[Data entries]
** START **

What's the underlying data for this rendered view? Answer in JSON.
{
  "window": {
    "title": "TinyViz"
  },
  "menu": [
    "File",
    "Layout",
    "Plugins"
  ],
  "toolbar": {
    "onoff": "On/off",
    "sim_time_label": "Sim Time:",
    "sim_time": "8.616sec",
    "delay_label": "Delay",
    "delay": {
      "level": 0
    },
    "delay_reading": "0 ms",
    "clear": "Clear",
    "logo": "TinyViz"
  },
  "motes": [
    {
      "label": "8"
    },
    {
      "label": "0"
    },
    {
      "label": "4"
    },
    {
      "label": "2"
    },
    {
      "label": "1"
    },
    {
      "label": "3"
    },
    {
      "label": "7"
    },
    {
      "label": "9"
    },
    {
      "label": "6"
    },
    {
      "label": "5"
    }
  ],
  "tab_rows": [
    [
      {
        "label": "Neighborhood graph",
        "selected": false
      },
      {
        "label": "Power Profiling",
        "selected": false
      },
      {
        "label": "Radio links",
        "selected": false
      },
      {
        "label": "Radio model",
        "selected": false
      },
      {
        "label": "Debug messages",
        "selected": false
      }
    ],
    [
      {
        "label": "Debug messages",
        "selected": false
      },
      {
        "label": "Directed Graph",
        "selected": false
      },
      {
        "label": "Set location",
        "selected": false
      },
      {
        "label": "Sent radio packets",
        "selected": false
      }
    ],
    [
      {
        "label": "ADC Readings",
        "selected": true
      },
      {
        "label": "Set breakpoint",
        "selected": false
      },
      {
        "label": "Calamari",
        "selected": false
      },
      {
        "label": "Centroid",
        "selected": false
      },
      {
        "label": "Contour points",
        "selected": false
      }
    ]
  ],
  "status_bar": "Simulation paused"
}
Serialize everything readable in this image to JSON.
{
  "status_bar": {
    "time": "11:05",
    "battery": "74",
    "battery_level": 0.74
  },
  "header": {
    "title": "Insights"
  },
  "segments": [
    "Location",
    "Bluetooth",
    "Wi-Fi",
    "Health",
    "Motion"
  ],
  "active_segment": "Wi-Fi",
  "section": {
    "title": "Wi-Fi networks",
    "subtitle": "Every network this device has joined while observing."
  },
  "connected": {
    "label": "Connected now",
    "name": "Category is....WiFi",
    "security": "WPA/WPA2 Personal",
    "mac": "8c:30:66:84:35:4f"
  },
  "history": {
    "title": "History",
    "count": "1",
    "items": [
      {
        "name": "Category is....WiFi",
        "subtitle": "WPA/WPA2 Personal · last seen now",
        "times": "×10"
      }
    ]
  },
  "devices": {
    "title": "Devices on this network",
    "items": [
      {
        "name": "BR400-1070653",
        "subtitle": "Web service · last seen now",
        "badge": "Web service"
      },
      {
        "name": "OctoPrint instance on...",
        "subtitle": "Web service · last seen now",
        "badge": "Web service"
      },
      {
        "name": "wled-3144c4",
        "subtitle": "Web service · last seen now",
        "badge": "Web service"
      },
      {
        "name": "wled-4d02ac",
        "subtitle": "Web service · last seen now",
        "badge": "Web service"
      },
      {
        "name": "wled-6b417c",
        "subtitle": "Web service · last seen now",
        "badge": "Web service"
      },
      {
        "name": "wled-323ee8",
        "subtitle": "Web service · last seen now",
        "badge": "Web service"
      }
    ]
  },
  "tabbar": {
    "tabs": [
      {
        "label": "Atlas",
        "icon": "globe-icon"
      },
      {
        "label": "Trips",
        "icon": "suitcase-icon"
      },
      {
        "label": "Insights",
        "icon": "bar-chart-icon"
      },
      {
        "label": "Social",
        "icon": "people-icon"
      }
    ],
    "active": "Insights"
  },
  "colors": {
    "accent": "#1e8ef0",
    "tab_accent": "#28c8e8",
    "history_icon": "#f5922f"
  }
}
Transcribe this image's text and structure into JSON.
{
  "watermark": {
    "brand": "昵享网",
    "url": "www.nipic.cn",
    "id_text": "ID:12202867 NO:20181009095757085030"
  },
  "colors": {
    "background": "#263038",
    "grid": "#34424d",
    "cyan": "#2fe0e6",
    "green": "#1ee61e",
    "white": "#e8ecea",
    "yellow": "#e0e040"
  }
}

** END **

## Goal
Repeat each entry word for word.

## Exercise response
What's the underlying data for this rendered view? Answer in JSON.
{
  "window": {
    "title": "TinyViz"
  },
  "menu": [
    "File",
    "Layout",
    "Plugins"
  ],
  "toolbar": {
    "onoff": "On/off",
    "sim_time_label": "Sim Time:",
    "sim_time": "8.616sec",
    "delay_label": "Delay",
    "delay": {
      "level": 0
    },
    "delay_reading": "0 ms",
    "clear": "Clear",
    "logo": "TinyViz"
  },
  "motes": [
    {
      "label": "8"
    },
    {
      "label": "0"
    },
    {
      "label": "4"
    },
    {
      "label": "2"
    },
    {
      "label": "1"
    },
    {
      "label": "3"
    },
    {
      "label": "7"
    },
    {
      "label": "9"
    },
    {
      "label": "6"
    },
    {
      "label": "5"
    }
  ],
  "tab_rows": [
    [
      {
        "label": "Neighborhood graph",
        "selected": false
      },
      {
        "label": "Power Profiling",
        "selected": false
      },
      {
        "label": "Radio links",
        "selected": false
      },
      {
        "label": "Radio model",
        "selected": false
      },
      {
        "label": "Debug messages",
        "selected": false
      }
    ],
    [
      {
        "label": "Debug messages",
        "selected": false
      },
      {
        "label": "Directed Graph",
        "selected": false
      },
      {
        "label": "Set location",
        "selected": false
      },
      {
        "label": "Sent radio packets",
        "selected": false
      }
    ],
    [
      {
        "label": "ADC Readings",
        "selected": true
      },
      {
        "label": "Set breakpoint",
        "selected": false
      },
      {
        "label": "Calamari",
        "selected": false
      },
      {
        "label": "Centroid",
        "selected": false
      },
      {
        "label": "Contour points",
        "selected": false
      }
    ]
  ],
  "status_bar": "Simulation paused"
}
Serialize everything readable in this image to JSON.
{
  "status_bar": {
    "time": "11:05",
    "battery": "74",
    "battery_level": 0.74
  },
  "header": {
    "title": "Insights"
  },
  "segments": [
    "Location",
    "Bluetooth",
    "Wi-Fi",
    "Health",
    "Motion"
  ],
  "active_segment": "Wi-Fi",
  "section": {
    "title": "Wi-Fi networks",
    "subtitle": "Every network this device has joined while observing."
  },
  "connected": {
    "label": "Connected now",
    "name": "Category is....WiFi",
    "security": "WPA/WPA2 Personal",
    "mac": "8c:30:66:84:35:4f"
  },
  "history": {
    "title": "History",
    "count": "1",
    "items": [
      {
        "name": "Category is....WiFi",
        "subtitle": "WPA/WPA2 Personal · last seen now",
        "times": "×10"
      }
    ]
  },
  "devices": {
    "title": "Devices on this network",
    "items": [
      {
        "name": "BR400-1070653",
        "subtitle": "Web service · last seen now",
        "badge": "Web service"
      },
      {
        "name": "OctoPrint instance on...",
        "subtitle": "Web service · last seen now",
        "badge": "Web service"
      },
      {
        "name": "wled-3144c4",
        "subtitle": "Web service · last seen now",
        "badge": "Web service"
      },
      {
        "name": "wled-4d02ac",
        "subtitle": "Web service · last seen now",
        "badge": "Web service"
      },
      {
        "name": "wled-6b417c",
        "subtitle": "Web service · last seen now",
        "badge": "Web service"
      },
      {
        "name": "wled-323ee8",
        "subtitle": "Web service · last seen now",
        "badge": "Web service"
      }
    ]
  },
  "tabbar": {
    "tabs": [
      {
        "label": "Atlas",
        "icon": "globe-icon"
      },
      {
        "label": "Trips",
        "icon": "suitcase-icon"
      },
      {
        "label": "Insights",
        "icon": "bar-chart-icon"
      },
      {
        "label": "Social",
        "icon": "people-icon"
      }
    ],
    "active": "Insights"
  },
  "colors": {
    "accent": "#1e8ef0",
    "tab_accent": "#28c8e8",
    "history_icon": "#f5922f"
  }
}
Transcribe this image's text and structure into JSON.
{
  "watermark": {
    "brand": "昵享网",
    "url": "www.nipic.cn",
    "id_text": "ID:12202867 NO:20181009095757085030"
  },
  "colors": {
    "background": "#263038",
    "grid": "#34424d",
    "cyan": "#2fe0e6",
    "green": "#1ee61e",
    "white": "#e8ecea",
    "yellow": "#e0e040"
  }
}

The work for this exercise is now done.